-- START DATASET RECORDS --

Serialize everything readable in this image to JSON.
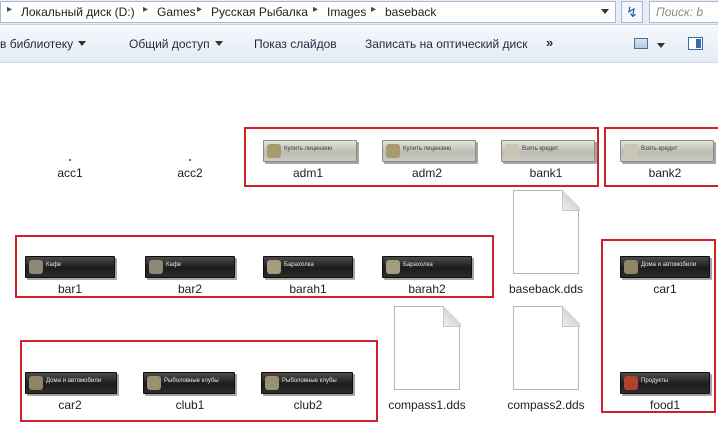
{
  "address_bar": {
    "crumbs": [
      "Локальный диск (D:)",
      "Games",
      "Русская Рыбалка",
      "Images",
      "baseback"
    ],
    "separator": "▸",
    "search_placeholder": "Поиск: b"
  },
  "toolbar": {
    "library_label": "в библиотеку",
    "share_label": "Общий доступ",
    "slideshow_label": "Показ слайдов",
    "burn_label": "Записать на оптический диск",
    "more_label": "»"
  },
  "files": {
    "acc1": "acc1",
    "acc2": "acc2",
    "adm1": "adm1",
    "adm2": "adm2",
    "bank1": "bank1",
    "bank2": "bank2",
    "bar1": "bar1",
    "bar2": "bar2",
    "barah1": "barah1",
    "barah2": "barah2",
    "baseback": "baseback.dds",
    "car1": "car1",
    "car2": "car2",
    "club1": "club1",
    "club2": "club2",
    "compass1": "compass1.dds",
    "compass2": "compass2.dds",
    "food1": "food1"
  },
  "thumb_text": {
    "adm1": "Купить лицензию",
    "adm2": "Купить лицензию",
    "bank1": "Взять кредит",
    "bank2": "Взять кредит",
    "bar1": "Кафе",
    "bar2": "Кафе",
    "barah1": "Барахолка",
    "barah2": "Барахолка",
    "car1": "Дома и автомобили",
    "car2": "Дома и автомобили",
    "club1": "Рыболовные клубы",
    "club2": "Рыболовные клубы",
    "food1": "Продукты"
  },
  "colors": {
    "annotation": "#d0202a",
    "toolbar_bg": "#e3ebf5"
  }
}
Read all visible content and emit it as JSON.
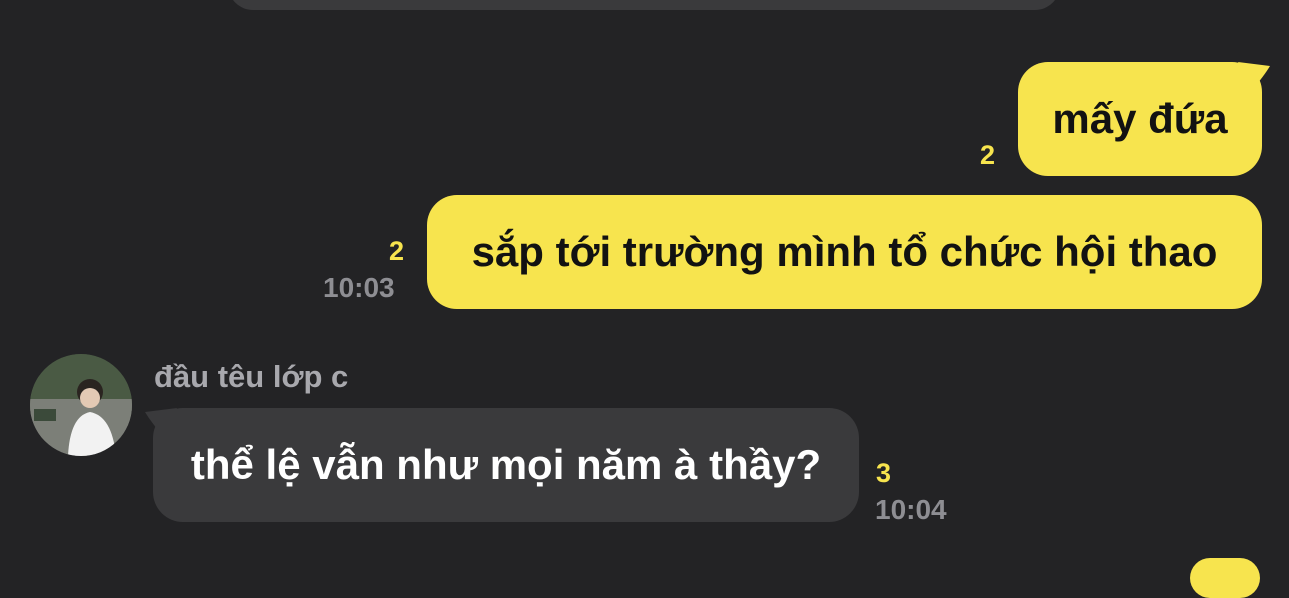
{
  "messages": [
    {
      "direction": "outgoing",
      "text": "mấy đứa",
      "unread": "2"
    },
    {
      "direction": "outgoing",
      "text": "sắp tới trường mình tổ chức hội thao",
      "unread": "2",
      "time": "10:03"
    },
    {
      "direction": "incoming",
      "sender": "đầu têu lớp c",
      "text": "thể lệ vẫn như mọi năm à thầy?",
      "unread": "3",
      "time": "10:04"
    }
  ],
  "colors": {
    "background": "#232325",
    "outgoing_bubble": "#f7e44e",
    "incoming_bubble": "#3a3a3c",
    "unread": "#f7e44e",
    "time": "#8e8e93"
  }
}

-- END DATASET RECORDS --

WHAT THIS TASK INVOLVES
Emit the lines of the data above from the one containing "Read all visible content and emit it as JSON." through its final line, both endpoints included. Pictures do not belong in the output.

EXERCISE SOLUTION
Read all visible content and emit it as JSON.
{
  "messages": [
    {
      "direction": "outgoing",
      "text": "mấy đứa",
      "unread": "2"
    },
    {
      "direction": "outgoing",
      "text": "sắp tới trường mình tổ chức hội thao",
      "unread": "2",
      "time": "10:03"
    },
    {
      "direction": "incoming",
      "sender": "đầu têu lớp c",
      "text": "thể lệ vẫn như mọi năm à thầy?",
      "unread": "3",
      "time": "10:04"
    }
  ],
  "colors": {
    "background": "#232325",
    "outgoing_bubble": "#f7e44e",
    "incoming_bubble": "#3a3a3c",
    "unread": "#f7e44e",
    "time": "#8e8e93"
  }
}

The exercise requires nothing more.